▶ **Task goal**: Output the data below in full, character for character.

[Begin]

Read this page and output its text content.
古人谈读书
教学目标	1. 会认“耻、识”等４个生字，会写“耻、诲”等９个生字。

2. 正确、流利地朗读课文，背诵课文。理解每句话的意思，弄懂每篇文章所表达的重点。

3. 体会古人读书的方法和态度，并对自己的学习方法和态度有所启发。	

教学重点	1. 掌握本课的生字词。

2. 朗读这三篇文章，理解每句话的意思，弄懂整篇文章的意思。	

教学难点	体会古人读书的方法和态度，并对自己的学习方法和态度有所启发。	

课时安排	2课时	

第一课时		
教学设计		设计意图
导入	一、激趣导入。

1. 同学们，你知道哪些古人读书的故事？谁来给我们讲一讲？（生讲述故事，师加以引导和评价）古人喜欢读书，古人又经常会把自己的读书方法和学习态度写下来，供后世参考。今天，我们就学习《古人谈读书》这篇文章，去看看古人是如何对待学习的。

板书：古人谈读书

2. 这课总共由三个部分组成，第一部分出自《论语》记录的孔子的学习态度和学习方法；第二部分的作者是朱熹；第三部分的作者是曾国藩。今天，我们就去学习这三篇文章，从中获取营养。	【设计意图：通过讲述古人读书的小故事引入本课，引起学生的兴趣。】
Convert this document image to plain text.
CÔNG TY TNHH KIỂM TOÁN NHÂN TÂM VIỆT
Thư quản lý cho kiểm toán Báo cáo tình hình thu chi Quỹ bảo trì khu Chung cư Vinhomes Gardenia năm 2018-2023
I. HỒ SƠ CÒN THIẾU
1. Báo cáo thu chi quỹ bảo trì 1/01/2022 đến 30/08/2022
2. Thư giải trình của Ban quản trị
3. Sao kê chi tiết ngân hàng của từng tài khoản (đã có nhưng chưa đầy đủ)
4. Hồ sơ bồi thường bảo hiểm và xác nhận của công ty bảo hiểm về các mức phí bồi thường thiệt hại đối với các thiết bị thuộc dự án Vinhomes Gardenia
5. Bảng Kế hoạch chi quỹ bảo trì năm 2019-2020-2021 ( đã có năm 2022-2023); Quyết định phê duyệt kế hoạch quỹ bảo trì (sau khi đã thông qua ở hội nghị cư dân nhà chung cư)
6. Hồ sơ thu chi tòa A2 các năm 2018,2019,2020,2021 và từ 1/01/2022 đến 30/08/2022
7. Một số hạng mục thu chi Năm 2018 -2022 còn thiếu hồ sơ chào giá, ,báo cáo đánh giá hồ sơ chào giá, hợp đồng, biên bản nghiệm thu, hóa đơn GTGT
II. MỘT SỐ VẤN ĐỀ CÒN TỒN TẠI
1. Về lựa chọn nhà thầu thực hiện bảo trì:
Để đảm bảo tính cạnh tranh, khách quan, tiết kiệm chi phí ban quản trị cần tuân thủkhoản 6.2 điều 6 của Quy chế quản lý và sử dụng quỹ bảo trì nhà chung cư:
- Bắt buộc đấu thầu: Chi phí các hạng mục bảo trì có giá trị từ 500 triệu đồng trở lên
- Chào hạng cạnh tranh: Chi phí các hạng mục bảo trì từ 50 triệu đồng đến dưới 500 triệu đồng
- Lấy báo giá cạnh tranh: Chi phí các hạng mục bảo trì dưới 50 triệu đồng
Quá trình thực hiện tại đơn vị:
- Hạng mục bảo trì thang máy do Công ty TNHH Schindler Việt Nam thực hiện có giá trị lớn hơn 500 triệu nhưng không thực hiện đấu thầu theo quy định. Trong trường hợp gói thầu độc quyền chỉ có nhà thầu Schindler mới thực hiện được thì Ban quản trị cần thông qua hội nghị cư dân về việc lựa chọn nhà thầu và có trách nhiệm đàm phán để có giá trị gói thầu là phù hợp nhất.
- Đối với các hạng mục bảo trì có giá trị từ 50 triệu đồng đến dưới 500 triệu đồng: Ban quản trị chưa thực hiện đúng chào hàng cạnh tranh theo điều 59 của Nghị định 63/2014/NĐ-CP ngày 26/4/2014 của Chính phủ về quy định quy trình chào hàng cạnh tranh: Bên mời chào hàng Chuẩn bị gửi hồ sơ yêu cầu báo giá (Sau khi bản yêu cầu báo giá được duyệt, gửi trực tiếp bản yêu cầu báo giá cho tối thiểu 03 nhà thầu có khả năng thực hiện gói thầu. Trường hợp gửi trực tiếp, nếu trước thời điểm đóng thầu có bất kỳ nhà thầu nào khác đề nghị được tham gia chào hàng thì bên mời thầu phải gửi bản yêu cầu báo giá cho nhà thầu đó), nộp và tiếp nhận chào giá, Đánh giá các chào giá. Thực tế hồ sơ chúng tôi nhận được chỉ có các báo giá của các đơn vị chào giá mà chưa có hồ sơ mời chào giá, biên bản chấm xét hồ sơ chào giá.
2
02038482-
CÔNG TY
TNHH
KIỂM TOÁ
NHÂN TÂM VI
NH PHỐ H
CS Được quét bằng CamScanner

[End]

▶ **Response to the exercise**:
Read this page and output its text content.
古人谈读书
教学目标	1. 会认“耻、识”等４个生字，会写“耻、诲”等９个生字。

2. 正确、流利地朗读课文，背诵课文。理解每句话的意思，弄懂每篇文章所表达的重点。

3. 体会古人读书的方法和态度，并对自己的学习方法和态度有所启发。	

教学重点	1. 掌握本课的生字词。

2. 朗读这三篇文章，理解每句话的意思，弄懂整篇文章的意思。	

教学难点	体会古人读书的方法和态度，并对自己的学习方法和态度有所启发。	

课时安排	2课时	

第一课时		
教学设计		设计意图
导入	一、激趣导入。

1. 同学们，你知道哪些古人读书的故事？谁来给我们讲一讲？（生讲述故事，师加以引导和评价）古人喜欢读书，古人又经常会把自己的读书方法和学习态度写下来，供后世参考。今天，我们就学习《古人谈读书》这篇文章，去看看古人是如何对待学习的。

板书：古人谈读书

2. 这课总共由三个部分组成，第一部分出自《论语》记录的孔子的学习态度和学习方法；第二部分的作者是朱熹；第三部分的作者是曾国藩。今天，我们就去学习这三篇文章，从中获取营养。	【设计意图：通过讲述古人读书的小故事引入本课，引起学生的兴趣。】
Convert this document image to plain text.
CÔNG TY TNHH KIỂM TOÁN NHÂN TÂM VIỆT
Thư quản lý cho kiểm toán Báo cáo tình hình thu chi Quỹ bảo trì khu Chung cư Vinhomes Gardenia năm 2018-2023
I. HỒ SƠ CÒN THIẾU
1. Báo cáo thu chi quỹ bảo trì 1/01/2022 đến 30/08/2022
2. Thư giải trình của Ban quản trị
3. Sao kê chi tiết ngân hàng của từng tài khoản (đã có nhưng chưa đầy đủ)
4. Hồ sơ bồi thường bảo hiểm và xác nhận của công ty bảo hiểm về các mức phí bồi thường thiệt hại đối với các thiết bị thuộc dự án Vinhomes Gardenia
5. Bảng Kế hoạch chi quỹ bảo trì năm 2019-2020-2021 ( đã có năm 2022-2023); Quyết định phê duyệt kế hoạch quỹ bảo trì (sau khi đã thông qua ở hội nghị cư dân nhà chung cư)
6. Hồ sơ thu chi tòa A2 các năm 2018,2019,2020,2021 và từ 1/01/2022 đến 30/08/2022
7. Một số hạng mục thu chi Năm 2018 -2022 còn thiếu hồ sơ chào giá, ,báo cáo đánh giá hồ sơ chào giá, hợp đồng, biên bản nghiệm thu, hóa đơn GTGT
II. MỘT SỐ VẤN ĐỀ CÒN TỒN TẠI
1. Về lựa chọn nhà thầu thực hiện bảo trì:
Để đảm bảo tính cạnh tranh, khách quan, tiết kiệm chi phí ban quản trị cần tuân thủkhoản 6.2 điều 6 của Quy chế quản lý và sử dụng quỹ bảo trì nhà chung cư:
- Bắt buộc đấu thầu: Chi phí các hạng mục bảo trì có giá trị từ 500 triệu đồng trở lên
- Chào hạng cạnh tranh: Chi phí các hạng mục bảo trì từ 50 triệu đồng đến dưới 500 triệu đồng
- Lấy báo giá cạnh tranh: Chi phí các hạng mục bảo trì dưới 50 triệu đồng
Quá trình thực hiện tại đơn vị:
- Hạng mục bảo trì thang máy do Công ty TNHH Schindler Việt Nam thực hiện có giá trị lớn hơn 500 triệu nhưng không thực hiện đấu thầu theo quy định. Trong trường hợp gói thầu độc quyền chỉ có nhà thầu Schindler mới thực hiện được thì Ban quản trị cần thông qua hội nghị cư dân về việc lựa chọn nhà thầu và có trách nhiệm đàm phán để có giá trị gói thầu là phù hợp nhất.
- Đối với các hạng mục bảo trì có giá trị từ 50 triệu đồng đến dưới 500 triệu đồng: Ban quản trị chưa thực hiện đúng chào hàng cạnh tranh theo điều 59 của Nghị định 63/2014/NĐ-CP ngày 26/4/2014 của Chính phủ về quy định quy trình chào hàng cạnh tranh: Bên mời chào hàng Chuẩn bị gửi hồ sơ yêu cầu báo giá (Sau khi bản yêu cầu báo giá được duyệt, gửi trực tiếp bản yêu cầu báo giá cho tối thiểu 03 nhà thầu có khả năng thực hiện gói thầu. Trường hợp gửi trực tiếp, nếu trước thời điểm đóng thầu có bất kỳ nhà thầu nào khác đề nghị được tham gia chào hàng thì bên mời thầu phải gửi bản yêu cầu báo giá cho nhà thầu đó), nộp và tiếp nhận chào giá, Đánh giá các chào giá. Thực tế hồ sơ chúng tôi nhận được chỉ có các báo giá của các đơn vị chào giá mà chưa có hồ sơ mời chào giá, biên bản chấm xét hồ sơ chào giá.
2
02038482-
CÔNG TY
TNHH
KIỂM TOÁ
NHÂN TÂM VI
NH PHỐ H
CS Được quét bằng CamScanner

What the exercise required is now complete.